• **Exercise directions**: Tally all lines containing the word "cena". Give the number alone.

• **Excerpted data**:
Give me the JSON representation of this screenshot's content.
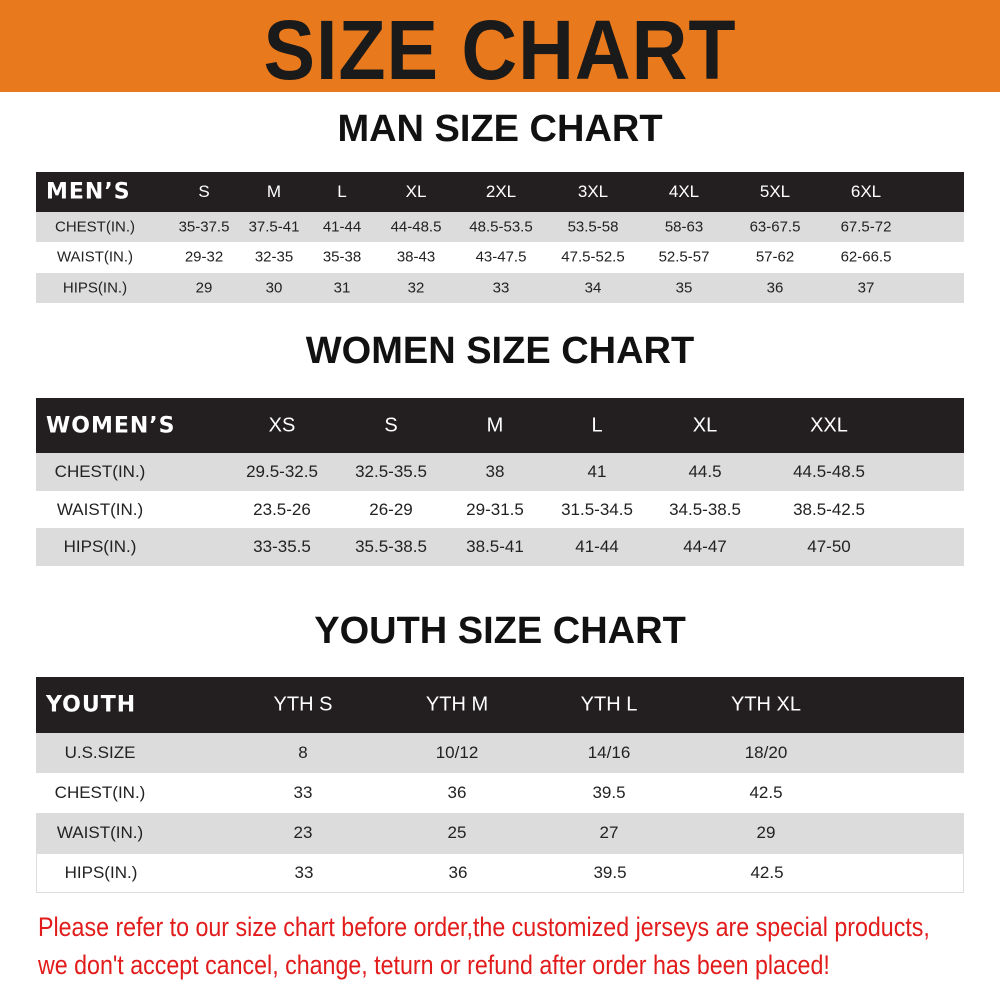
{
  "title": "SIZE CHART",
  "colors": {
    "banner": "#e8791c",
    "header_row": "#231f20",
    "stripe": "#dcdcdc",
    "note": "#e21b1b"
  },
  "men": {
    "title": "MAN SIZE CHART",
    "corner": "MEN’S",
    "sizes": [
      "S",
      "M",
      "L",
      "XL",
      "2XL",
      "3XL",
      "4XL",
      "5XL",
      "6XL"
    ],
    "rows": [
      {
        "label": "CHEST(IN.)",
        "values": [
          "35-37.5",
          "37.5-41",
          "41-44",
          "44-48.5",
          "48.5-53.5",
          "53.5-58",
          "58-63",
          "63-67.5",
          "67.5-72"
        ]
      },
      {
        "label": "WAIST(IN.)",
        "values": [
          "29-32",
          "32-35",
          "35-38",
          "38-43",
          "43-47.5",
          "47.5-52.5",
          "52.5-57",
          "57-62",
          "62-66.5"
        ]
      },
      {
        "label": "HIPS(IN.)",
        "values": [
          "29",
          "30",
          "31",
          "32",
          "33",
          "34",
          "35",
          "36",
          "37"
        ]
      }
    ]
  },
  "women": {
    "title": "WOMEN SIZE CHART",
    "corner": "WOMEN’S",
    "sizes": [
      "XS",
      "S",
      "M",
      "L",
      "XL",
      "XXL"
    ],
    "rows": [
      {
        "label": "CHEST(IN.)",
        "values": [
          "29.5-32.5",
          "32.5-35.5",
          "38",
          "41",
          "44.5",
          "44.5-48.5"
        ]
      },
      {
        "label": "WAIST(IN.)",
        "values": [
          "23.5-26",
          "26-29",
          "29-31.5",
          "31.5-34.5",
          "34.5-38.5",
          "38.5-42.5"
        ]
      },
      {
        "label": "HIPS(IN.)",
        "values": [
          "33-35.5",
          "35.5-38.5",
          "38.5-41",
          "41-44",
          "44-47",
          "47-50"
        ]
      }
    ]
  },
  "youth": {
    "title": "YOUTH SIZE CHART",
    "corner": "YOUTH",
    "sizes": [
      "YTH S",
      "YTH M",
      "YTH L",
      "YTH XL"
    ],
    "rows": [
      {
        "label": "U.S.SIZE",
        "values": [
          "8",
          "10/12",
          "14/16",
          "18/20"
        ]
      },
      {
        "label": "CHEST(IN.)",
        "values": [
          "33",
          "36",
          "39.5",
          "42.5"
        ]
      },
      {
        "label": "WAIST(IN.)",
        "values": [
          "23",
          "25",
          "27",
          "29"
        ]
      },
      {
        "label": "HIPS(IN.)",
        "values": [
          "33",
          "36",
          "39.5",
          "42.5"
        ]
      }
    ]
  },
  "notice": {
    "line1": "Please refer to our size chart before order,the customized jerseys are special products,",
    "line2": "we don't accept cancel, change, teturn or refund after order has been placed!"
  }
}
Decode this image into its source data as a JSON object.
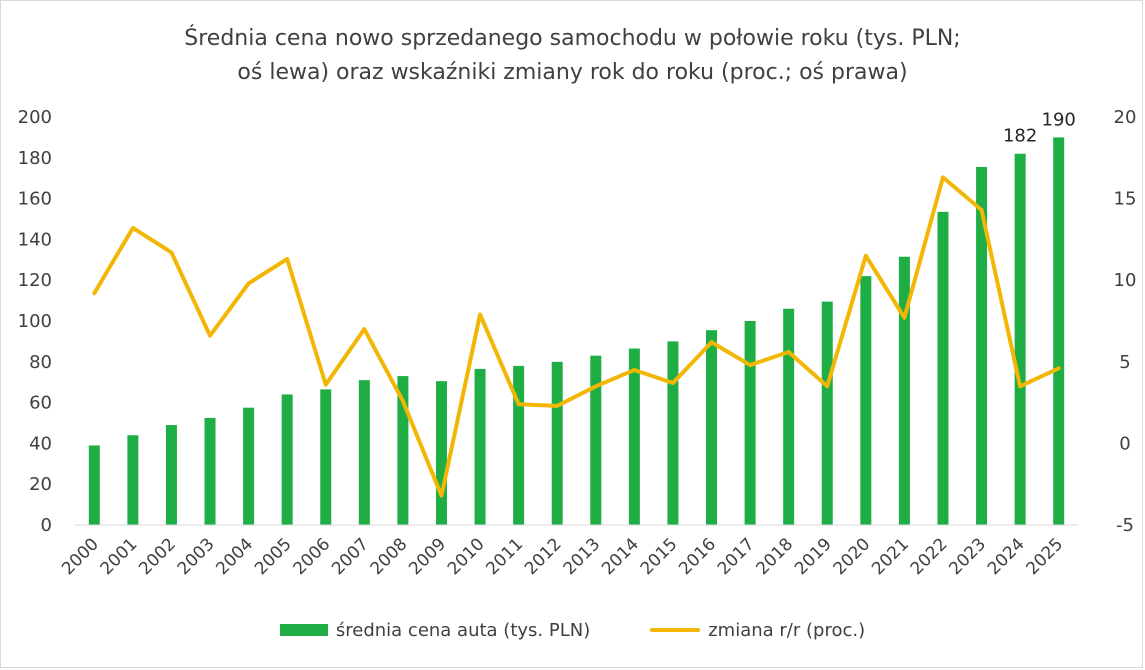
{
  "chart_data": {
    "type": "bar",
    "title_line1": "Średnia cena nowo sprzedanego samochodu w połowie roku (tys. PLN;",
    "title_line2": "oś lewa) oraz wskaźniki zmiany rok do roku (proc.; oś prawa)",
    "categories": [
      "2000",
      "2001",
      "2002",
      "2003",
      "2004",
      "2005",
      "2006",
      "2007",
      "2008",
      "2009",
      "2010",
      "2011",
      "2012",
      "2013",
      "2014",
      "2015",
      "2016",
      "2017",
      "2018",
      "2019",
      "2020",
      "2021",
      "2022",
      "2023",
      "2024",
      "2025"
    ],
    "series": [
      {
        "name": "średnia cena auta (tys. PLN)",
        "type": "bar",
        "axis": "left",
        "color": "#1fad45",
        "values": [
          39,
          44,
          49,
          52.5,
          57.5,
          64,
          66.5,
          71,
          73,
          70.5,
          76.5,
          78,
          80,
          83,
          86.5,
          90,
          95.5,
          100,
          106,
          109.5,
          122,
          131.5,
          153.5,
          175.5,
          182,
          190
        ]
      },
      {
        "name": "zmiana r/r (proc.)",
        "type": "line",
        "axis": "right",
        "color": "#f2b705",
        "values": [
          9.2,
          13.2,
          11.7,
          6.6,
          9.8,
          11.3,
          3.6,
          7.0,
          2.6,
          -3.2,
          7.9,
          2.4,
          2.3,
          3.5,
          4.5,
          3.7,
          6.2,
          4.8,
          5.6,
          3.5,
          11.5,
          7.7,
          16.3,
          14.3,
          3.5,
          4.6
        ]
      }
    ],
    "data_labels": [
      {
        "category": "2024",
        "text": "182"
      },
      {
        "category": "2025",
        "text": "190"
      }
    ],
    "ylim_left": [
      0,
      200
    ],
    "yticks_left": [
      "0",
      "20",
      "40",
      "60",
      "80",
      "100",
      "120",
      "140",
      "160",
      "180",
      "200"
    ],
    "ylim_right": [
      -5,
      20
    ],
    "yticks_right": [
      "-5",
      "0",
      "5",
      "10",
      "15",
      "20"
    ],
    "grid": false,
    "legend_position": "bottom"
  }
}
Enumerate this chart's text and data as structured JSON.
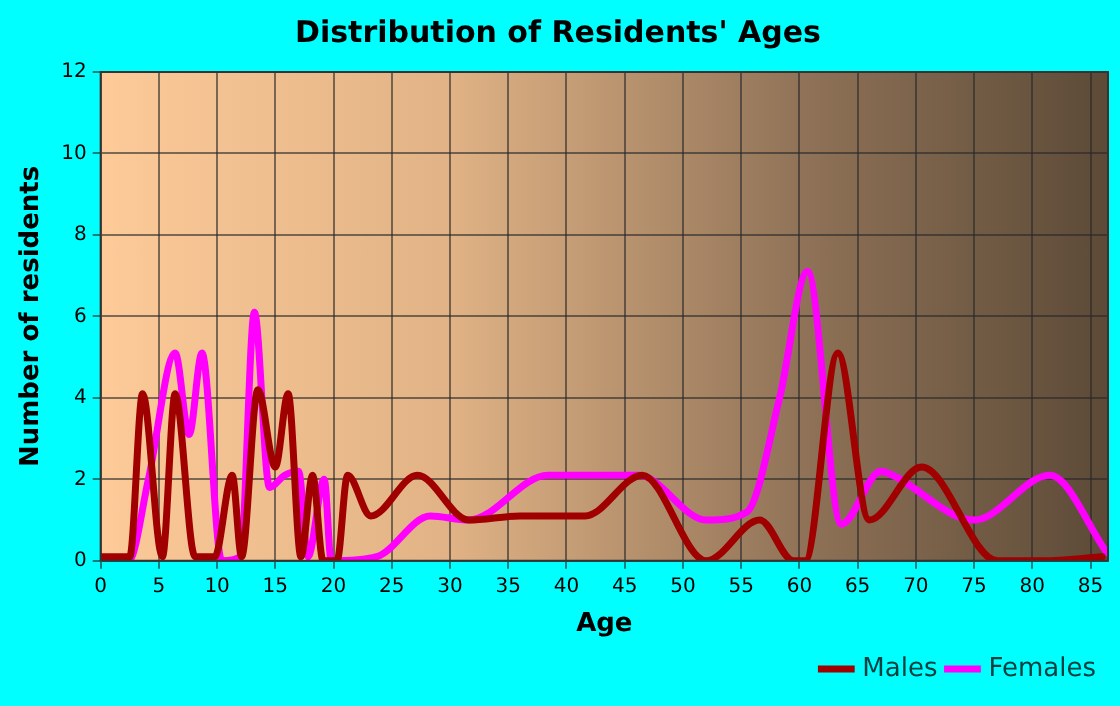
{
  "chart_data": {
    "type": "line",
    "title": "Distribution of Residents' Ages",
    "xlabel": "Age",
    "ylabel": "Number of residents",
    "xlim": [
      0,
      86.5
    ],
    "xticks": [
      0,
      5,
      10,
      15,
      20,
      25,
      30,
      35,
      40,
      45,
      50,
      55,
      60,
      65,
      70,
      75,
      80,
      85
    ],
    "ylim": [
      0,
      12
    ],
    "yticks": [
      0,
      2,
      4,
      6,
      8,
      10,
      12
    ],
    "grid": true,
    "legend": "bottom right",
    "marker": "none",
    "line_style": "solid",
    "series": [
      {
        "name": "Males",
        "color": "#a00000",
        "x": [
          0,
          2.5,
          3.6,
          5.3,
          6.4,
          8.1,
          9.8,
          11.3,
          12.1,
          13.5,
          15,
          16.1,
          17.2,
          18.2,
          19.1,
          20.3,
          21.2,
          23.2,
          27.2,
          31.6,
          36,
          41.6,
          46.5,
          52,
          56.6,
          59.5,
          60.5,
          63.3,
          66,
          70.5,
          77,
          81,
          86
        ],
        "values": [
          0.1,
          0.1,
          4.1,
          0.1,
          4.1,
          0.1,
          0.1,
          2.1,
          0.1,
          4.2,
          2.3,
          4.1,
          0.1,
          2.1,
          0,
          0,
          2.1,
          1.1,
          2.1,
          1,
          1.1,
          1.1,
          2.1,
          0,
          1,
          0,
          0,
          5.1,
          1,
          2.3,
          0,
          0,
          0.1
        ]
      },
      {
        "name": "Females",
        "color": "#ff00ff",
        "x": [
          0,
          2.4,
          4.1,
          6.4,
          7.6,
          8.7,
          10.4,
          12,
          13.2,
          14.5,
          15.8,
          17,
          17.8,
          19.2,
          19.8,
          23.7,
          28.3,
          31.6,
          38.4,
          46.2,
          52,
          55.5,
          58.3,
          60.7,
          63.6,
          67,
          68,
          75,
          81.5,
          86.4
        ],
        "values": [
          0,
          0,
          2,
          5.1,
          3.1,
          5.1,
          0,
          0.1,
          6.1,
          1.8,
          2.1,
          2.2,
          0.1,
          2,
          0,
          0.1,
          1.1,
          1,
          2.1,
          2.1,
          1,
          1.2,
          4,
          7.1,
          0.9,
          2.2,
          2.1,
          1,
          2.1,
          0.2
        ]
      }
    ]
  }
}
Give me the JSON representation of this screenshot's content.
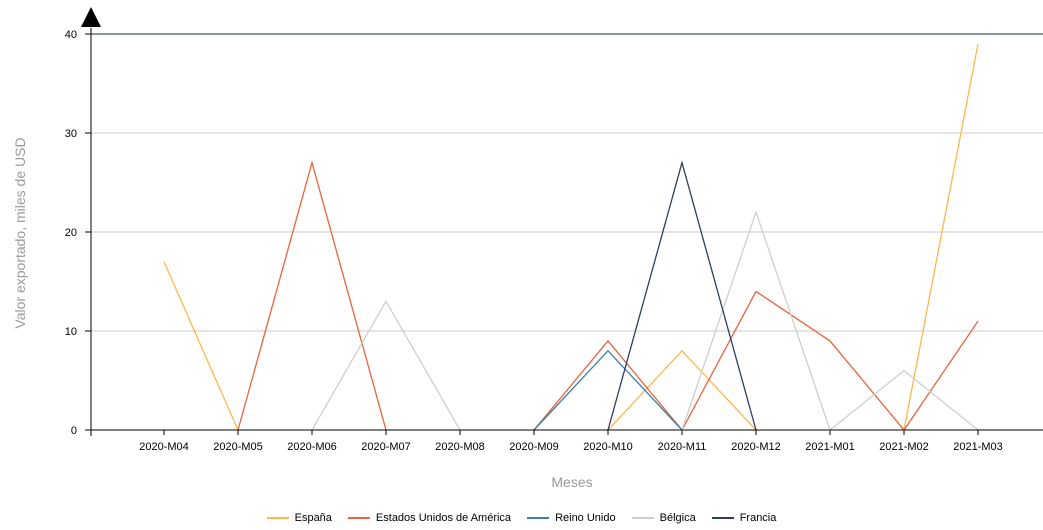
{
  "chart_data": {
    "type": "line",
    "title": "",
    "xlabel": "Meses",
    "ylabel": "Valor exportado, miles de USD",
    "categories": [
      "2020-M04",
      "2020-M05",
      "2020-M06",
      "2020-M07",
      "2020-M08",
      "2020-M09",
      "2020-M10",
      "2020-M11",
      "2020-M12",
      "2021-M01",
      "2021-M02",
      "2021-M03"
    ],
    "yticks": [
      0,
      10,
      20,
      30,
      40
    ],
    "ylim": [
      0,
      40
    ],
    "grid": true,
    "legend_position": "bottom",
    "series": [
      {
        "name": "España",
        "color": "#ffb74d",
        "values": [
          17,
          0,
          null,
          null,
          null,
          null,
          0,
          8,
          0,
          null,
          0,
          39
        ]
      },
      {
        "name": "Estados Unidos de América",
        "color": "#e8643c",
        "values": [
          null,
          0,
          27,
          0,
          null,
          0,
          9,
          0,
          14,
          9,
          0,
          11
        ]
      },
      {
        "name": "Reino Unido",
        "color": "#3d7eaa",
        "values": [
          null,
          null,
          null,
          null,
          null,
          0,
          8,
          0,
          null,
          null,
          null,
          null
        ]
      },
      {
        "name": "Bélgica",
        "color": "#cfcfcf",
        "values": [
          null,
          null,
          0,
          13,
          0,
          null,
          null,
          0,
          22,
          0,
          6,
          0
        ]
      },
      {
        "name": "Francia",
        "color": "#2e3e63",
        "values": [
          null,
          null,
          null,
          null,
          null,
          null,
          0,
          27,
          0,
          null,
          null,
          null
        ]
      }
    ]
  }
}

• **Exercise solution**: 2